### Problem details
Can you return each line of the items below as a JSON list of strings, one string per line, with blank lines left out?
────
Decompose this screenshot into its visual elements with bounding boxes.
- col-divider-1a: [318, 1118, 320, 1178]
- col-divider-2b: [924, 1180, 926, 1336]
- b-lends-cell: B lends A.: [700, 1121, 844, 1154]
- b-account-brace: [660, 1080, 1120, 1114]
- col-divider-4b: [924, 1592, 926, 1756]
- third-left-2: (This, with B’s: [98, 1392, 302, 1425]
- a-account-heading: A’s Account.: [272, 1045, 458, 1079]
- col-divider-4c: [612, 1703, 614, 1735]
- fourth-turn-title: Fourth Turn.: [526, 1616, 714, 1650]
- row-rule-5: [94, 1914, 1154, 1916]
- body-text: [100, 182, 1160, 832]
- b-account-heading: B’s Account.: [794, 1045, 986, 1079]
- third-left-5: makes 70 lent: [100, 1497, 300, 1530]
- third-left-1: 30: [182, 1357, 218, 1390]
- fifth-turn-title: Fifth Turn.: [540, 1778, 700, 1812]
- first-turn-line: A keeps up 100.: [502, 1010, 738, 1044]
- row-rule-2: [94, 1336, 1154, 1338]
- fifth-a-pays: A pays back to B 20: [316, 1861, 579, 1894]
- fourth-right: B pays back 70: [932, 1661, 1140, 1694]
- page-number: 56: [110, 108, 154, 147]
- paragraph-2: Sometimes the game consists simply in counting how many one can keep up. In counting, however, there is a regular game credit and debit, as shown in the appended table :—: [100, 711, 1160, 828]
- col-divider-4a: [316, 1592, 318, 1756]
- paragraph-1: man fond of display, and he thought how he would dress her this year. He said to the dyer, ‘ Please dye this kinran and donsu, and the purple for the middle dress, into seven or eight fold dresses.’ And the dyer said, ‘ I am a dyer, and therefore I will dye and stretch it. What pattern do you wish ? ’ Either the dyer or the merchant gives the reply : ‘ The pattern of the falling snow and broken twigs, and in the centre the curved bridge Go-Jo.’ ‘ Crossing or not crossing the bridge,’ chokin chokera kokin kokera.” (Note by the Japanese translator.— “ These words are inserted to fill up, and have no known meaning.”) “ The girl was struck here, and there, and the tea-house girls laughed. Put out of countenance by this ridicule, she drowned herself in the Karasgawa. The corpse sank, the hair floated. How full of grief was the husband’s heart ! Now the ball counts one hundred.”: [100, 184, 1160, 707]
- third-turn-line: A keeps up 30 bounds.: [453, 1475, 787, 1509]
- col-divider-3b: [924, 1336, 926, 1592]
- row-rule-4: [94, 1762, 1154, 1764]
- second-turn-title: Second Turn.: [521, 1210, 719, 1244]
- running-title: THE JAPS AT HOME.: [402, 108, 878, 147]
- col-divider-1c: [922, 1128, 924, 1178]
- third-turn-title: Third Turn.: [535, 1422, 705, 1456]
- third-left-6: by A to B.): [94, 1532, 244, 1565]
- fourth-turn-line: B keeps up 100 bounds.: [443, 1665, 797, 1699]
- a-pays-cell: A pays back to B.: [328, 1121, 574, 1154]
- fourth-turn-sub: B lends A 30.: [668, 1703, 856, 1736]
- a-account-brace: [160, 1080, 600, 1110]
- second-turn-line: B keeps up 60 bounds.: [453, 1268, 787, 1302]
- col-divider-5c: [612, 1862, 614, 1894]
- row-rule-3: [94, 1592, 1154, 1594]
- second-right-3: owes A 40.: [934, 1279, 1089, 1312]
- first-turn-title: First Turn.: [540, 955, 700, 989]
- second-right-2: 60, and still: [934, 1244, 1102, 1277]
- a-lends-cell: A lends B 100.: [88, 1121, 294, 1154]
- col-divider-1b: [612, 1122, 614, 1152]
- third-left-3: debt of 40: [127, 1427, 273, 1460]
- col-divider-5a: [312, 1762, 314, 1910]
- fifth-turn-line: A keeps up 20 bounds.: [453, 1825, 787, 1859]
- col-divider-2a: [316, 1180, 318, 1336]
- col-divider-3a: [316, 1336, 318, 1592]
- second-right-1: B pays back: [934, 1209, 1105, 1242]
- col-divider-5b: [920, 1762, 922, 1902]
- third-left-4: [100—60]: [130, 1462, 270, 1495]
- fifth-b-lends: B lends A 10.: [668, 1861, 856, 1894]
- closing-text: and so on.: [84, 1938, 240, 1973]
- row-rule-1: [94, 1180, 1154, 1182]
────
### Answer to this problem
[
  "Decompose this screenshot into its visual elements with bounding boxes.",
  "- col-divider-1a: [318, 1118, 320, 1178]",
  "- col-divider-2b: [924, 1180, 926, 1336]",
  "- b-lends-cell: B lends A.: [700, 1121, 844, 1154]",
  "- b-account-brace: [660, 1080, 1120, 1114]",
  "- col-divider-4b: [924, 1592, 926, 1756]",
  "- third-left-2: (This, with B’s: [98, 1392, 302, 1425]",
  "- a-account-heading: A’s Account.: [272, 1045, 458, 1079]",
  "- col-divider-4c: [612, 1703, 614, 1735]",
  "- fourth-turn-title: Fourth Turn.: [526, 1616, 714, 1650]",
  "- row-rule-5: [94, 1914, 1154, 1916]",
  "- body-text: [100, 182, 1160, 832]",
  "- b-account-heading: B’s Account.: [794, 1045, 986, 1079]",
  "- third-left-5: makes 70 lent: [100, 1497, 300, 1530]",
  "- third-left-1: 30: [182, 1357, 218, 1390]",
  "- fifth-turn-title: Fifth Turn.: [540, 1778, 700, 1812]",
  "- first-turn-line: A keeps up 100.: [502, 1010, 738, 1044]",
  "- row-rule-2: [94, 1336, 1154, 1338]",
  "- fifth-a-pays: A pays back to B 20: [316, 1861, 579, 1894]",
  "- fourth-right: B pays back 70: [932, 1661, 1140, 1694]",
  "- page-number: 56: [110, 108, 154, 147]",
  "- paragraph-2: Sometimes the game consists simply in counting how many one can keep up. In counting, however, there is a regular game credit and debit, as shown in the appended table :—: [100, 711, 1160, 828]",
  "- col-divider-4a: [316, 1592, 318, 1756]",
  "- paragraph-1: man fond of display, and he thought how he would dress her this year. He said to the dyer, ‘ Please dye this kinran and donsu, and the purple for the middle dress, into seven or eight fold dresses.’ And the dyer said, ‘ I am a dyer, and therefore I will dye and stretch it. What pattern do you wish ? ’ Either the dyer or the merchant gives the reply : ‘ The pattern of the falling snow and broken twigs, and in the centre the curved bridge Go-Jo.’ ‘ Crossing or not crossing the bridge,’ chokin chokera kokin kokera.” (Note by the Japanese translator.— “ These words are inserted to fill up, and have no known meaning.”) “ The girl was struck here, and there, and the tea-house girls laughed. Put out of countenance by this ridicule, she drowned herself in the Karasgawa. The corpse sank, the hair floated. How full of grief was the husband’s heart ! Now the ball counts one hundred.”: [100, 184, 1160, 707]",
  "- third-turn-line: A keeps up 30 bounds.: [453, 1475, 787, 1509]",
  "- col-divider-3b: [924, 1336, 926, 1592]",
  "- row-rule-4: [94, 1762, 1154, 1764]",
  "- second-turn-title: Second Turn.: [521, 1210, 719, 1244]",
  "- running-title: THE JAPS AT HOME.: [402, 108, 878, 147]",
  "- col-divider-1c: [922, 1128, 924, 1178]",
  "- third-turn-title: Third Turn.: [535, 1422, 705, 1456]",
  "- third-left-6: by A to B.): [94, 1532, 244, 1565]",
  "- fourth-turn-line: B keeps up 100 bounds.: [443, 1665, 797, 1699]",
  "- a-pays-cell: A pays back to B.: [328, 1121, 574, 1154]",
  "- fourth-turn-sub: B lends A 30.: [668, 1703, 856, 1736]",
  "- a-account-brace: [160, 1080, 600, 1110]",
  "- second-turn-line: B keeps up 60 bounds.: [453, 1268, 787, 1302]",
  "- col-divider-5c: [612, 1862, 614, 1894]",
  "- row-rule-3: [94, 1592, 1154, 1594]",
  "- second-right-3: owes A 40.: [934, 1279, 1089, 1312]",
  "- first-turn-title: First Turn.: [540, 955, 700, 989]",
  "- second-right-2: 60, and still: [934, 1244, 1102, 1277]",
  "- a-lends-cell: A lends B 100.: [88, 1121, 294, 1154]",
  "- col-divider-1b: [612, 1122, 614, 1152]",
  "- third-left-3: debt of 40: [127, 1427, 273, 1460]",
  "- col-divider-5a: [312, 1762, 314, 1910]",
  "- fifth-turn-line: A keeps up 20 bounds.: [453, 1825, 787, 1859]",
  "- col-divider-2a: [316, 1180, 318, 1336]",
  "- col-divider-3a: [316, 1336, 318, 1592]",
  "- second-right-1: B pays back: [934, 1209, 1105, 1242]",
  "- col-divider-5b: [920, 1762, 922, 1902]",
  "- third-left-4: [100—60]: [130, 1462, 270, 1495]",
  "- fifth-b-lends: B lends A 10.: [668, 1861, 856, 1894]",
  "- closing-text: and so on.: [84, 1938, 240, 1973]",
  "- row-rule-1: [94, 1180, 1154, 1182]"
]